■ PROVIDED ENTRIES
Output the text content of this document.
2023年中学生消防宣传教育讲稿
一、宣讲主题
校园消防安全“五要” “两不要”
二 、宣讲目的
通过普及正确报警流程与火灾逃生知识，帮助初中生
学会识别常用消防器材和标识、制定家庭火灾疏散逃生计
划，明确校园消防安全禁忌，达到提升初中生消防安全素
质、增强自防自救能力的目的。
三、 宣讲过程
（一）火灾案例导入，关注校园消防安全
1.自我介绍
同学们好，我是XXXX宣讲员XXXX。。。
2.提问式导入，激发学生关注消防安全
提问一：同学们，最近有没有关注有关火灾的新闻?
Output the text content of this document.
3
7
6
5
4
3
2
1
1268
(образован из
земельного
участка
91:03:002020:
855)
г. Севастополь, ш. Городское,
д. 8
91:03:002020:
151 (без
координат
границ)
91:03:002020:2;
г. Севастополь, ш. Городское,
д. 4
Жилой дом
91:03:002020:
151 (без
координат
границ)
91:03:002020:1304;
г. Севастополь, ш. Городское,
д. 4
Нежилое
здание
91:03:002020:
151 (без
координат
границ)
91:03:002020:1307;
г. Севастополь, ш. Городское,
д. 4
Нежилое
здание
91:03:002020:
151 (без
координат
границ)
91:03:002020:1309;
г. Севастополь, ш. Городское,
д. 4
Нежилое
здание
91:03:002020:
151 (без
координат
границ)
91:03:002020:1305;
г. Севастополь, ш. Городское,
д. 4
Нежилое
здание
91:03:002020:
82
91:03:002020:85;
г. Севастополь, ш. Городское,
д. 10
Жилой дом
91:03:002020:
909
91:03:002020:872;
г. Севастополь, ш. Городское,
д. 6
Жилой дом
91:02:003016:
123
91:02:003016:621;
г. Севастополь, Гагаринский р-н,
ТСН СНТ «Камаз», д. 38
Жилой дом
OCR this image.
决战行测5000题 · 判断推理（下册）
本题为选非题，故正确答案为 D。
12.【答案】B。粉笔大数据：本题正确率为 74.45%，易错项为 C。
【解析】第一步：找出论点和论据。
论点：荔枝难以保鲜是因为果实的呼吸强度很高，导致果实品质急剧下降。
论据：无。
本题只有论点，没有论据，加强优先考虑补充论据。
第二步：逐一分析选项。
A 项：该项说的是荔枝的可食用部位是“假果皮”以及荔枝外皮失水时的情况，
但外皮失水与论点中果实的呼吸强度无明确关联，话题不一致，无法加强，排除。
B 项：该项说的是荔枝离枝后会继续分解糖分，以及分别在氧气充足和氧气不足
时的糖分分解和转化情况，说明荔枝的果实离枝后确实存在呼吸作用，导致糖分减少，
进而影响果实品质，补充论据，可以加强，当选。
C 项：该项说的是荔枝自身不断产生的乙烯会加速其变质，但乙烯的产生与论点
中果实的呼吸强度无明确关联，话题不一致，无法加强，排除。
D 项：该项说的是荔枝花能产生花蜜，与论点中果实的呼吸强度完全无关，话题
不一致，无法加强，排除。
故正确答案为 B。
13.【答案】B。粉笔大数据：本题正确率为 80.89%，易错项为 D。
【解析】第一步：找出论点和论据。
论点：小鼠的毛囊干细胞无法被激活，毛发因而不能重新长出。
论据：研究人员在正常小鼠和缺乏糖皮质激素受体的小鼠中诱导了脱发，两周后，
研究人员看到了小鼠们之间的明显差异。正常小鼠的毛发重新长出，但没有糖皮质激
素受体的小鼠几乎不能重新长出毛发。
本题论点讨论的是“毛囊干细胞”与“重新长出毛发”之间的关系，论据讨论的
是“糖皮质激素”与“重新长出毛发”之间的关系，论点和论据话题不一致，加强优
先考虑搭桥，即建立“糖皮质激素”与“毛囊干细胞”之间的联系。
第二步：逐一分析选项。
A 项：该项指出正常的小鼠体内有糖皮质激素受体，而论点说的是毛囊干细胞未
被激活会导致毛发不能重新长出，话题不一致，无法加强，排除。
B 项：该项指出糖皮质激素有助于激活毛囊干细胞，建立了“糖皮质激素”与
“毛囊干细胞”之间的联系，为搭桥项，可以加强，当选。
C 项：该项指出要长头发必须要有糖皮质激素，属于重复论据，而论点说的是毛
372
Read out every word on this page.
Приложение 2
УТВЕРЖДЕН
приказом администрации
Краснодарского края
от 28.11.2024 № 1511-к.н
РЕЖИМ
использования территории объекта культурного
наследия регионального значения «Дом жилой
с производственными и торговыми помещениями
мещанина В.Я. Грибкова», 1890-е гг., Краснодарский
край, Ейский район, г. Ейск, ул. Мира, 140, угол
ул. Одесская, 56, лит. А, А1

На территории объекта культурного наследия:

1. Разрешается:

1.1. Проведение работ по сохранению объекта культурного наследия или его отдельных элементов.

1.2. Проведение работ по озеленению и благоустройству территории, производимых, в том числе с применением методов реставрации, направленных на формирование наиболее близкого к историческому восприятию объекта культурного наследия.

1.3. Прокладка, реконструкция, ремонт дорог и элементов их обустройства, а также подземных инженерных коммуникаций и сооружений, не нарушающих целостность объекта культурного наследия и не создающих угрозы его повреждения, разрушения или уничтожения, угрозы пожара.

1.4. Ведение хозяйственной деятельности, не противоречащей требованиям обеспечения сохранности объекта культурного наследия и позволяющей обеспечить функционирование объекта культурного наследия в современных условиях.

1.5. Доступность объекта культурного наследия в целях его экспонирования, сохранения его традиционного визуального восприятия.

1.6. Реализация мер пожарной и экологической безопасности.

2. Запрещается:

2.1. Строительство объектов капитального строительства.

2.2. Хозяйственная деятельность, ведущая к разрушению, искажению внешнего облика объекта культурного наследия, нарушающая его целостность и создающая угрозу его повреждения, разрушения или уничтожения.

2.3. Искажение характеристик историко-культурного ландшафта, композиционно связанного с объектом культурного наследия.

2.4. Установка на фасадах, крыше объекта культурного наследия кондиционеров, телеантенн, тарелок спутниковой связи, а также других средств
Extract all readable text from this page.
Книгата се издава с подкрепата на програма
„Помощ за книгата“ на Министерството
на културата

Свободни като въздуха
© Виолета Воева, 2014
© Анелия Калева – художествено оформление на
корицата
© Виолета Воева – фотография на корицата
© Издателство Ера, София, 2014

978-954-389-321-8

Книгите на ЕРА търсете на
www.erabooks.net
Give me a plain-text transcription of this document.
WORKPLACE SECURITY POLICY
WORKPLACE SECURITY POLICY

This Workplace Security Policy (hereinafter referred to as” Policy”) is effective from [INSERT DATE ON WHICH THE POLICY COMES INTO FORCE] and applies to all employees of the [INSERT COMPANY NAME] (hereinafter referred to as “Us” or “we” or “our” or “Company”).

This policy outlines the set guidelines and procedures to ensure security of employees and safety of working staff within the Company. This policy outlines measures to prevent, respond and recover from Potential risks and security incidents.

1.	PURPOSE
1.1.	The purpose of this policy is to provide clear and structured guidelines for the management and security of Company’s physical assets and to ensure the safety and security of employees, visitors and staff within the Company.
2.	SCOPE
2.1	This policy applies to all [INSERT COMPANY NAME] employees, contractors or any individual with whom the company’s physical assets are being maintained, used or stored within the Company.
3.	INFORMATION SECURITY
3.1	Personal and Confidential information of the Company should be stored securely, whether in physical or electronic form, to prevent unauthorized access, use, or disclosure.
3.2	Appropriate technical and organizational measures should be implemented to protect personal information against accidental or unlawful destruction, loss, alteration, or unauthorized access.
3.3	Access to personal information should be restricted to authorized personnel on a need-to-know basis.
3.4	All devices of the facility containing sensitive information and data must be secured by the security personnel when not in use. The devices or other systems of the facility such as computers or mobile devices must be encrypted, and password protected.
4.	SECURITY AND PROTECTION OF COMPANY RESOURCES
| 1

■ OBJECTIVE
Reproduce every line of the listing above in which the string "可以加强" appears.

■ REPLY TO THE EXERCISE
进而影响果实品质，补充论据，可以加强，当选。
“毛囊干细胞”之间的联系，为搭桥项，可以加强，当选。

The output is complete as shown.